EXERCISE DIRECTIONS
Where a line below holds the string "centripetal", copy that line.

Data extracted from a collection
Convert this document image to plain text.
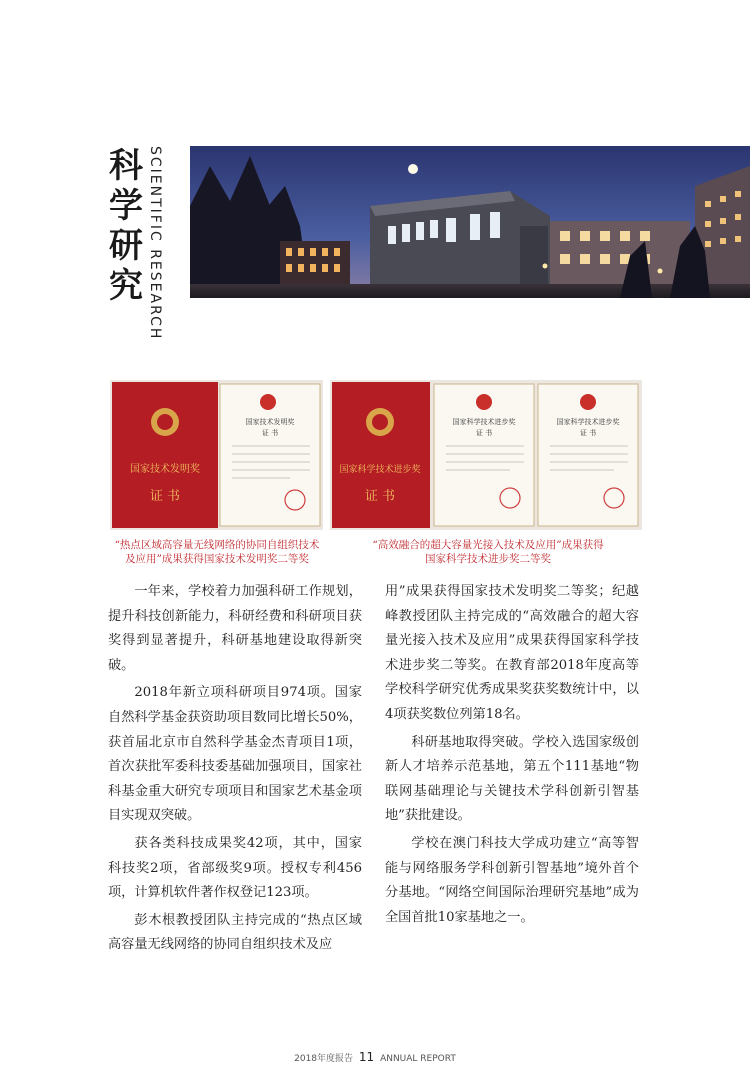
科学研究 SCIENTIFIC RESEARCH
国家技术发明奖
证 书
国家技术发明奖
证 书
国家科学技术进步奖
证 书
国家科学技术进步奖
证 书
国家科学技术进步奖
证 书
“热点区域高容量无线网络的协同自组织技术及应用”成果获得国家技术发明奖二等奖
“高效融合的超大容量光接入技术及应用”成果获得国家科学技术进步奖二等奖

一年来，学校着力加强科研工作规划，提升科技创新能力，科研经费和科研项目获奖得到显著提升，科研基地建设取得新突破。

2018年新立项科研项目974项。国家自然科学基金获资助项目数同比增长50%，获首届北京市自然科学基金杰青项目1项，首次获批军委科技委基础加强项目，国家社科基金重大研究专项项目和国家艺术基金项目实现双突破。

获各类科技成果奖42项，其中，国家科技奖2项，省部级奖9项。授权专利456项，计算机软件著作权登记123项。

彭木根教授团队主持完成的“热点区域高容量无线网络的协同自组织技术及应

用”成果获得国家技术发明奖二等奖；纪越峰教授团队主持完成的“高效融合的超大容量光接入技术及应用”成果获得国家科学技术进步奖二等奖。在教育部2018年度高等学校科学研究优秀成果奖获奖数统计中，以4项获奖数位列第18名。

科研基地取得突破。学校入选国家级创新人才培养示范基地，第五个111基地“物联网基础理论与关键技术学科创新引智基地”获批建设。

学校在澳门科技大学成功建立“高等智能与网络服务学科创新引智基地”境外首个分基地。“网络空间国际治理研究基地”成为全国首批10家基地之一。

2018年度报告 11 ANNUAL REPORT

---

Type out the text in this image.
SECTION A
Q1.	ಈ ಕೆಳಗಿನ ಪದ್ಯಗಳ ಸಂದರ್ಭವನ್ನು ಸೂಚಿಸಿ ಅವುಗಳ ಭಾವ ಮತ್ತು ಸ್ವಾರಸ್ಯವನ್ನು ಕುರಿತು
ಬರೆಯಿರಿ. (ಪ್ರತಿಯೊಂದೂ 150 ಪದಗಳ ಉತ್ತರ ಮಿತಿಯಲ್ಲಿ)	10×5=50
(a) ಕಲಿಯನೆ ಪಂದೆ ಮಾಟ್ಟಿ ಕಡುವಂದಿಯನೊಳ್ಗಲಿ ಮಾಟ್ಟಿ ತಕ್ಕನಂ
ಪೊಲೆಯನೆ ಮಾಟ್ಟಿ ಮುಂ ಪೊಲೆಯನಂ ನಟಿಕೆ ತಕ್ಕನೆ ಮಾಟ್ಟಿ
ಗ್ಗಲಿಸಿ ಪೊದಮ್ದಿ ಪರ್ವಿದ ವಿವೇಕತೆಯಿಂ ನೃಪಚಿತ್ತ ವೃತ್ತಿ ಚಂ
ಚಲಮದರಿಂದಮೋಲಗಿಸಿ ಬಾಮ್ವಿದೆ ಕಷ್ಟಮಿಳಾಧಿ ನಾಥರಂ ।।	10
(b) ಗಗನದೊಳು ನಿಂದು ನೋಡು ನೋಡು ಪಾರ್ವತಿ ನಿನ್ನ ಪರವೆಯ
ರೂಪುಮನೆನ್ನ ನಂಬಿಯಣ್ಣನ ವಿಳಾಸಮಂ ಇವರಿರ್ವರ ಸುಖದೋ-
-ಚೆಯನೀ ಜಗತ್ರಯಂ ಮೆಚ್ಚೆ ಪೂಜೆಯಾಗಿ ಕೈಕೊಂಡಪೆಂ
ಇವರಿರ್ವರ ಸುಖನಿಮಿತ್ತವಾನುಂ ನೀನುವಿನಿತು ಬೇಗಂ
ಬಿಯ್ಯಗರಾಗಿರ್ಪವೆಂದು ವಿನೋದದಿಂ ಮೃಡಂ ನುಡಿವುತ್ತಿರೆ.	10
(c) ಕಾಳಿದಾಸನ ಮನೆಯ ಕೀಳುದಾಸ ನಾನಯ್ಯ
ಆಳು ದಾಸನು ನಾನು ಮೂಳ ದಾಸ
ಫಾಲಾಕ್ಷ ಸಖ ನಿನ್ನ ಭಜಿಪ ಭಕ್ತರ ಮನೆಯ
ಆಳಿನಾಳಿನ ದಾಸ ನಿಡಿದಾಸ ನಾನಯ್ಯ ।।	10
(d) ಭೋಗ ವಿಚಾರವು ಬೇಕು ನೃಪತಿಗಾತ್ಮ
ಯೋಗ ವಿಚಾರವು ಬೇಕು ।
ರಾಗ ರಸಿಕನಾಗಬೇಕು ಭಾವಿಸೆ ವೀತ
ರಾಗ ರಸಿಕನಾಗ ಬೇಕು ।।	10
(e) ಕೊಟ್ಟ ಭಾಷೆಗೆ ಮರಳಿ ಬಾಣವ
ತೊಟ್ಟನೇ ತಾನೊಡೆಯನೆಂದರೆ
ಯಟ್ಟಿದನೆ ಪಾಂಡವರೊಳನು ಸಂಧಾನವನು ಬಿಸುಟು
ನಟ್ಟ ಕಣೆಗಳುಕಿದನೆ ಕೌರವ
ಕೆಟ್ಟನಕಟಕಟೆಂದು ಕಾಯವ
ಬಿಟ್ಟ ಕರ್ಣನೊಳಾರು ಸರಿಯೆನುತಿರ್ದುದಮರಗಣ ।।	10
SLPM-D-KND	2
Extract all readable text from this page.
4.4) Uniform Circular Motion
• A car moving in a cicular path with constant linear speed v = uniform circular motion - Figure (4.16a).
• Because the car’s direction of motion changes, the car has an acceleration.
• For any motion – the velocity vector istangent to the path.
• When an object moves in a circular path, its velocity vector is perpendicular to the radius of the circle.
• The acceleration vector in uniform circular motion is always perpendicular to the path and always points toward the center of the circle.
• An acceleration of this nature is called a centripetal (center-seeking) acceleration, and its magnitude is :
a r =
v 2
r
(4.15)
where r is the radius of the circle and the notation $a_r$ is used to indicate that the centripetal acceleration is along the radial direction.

ANSWER TO THE EXERCISE
• An acceleration of this nature is called a centripetal (center-seeking) acceleration, and its magnitude is :
where r is the radius of the circle and the notation $a_r$ is used to indicate that the centripetal acceleration is along the radial direction.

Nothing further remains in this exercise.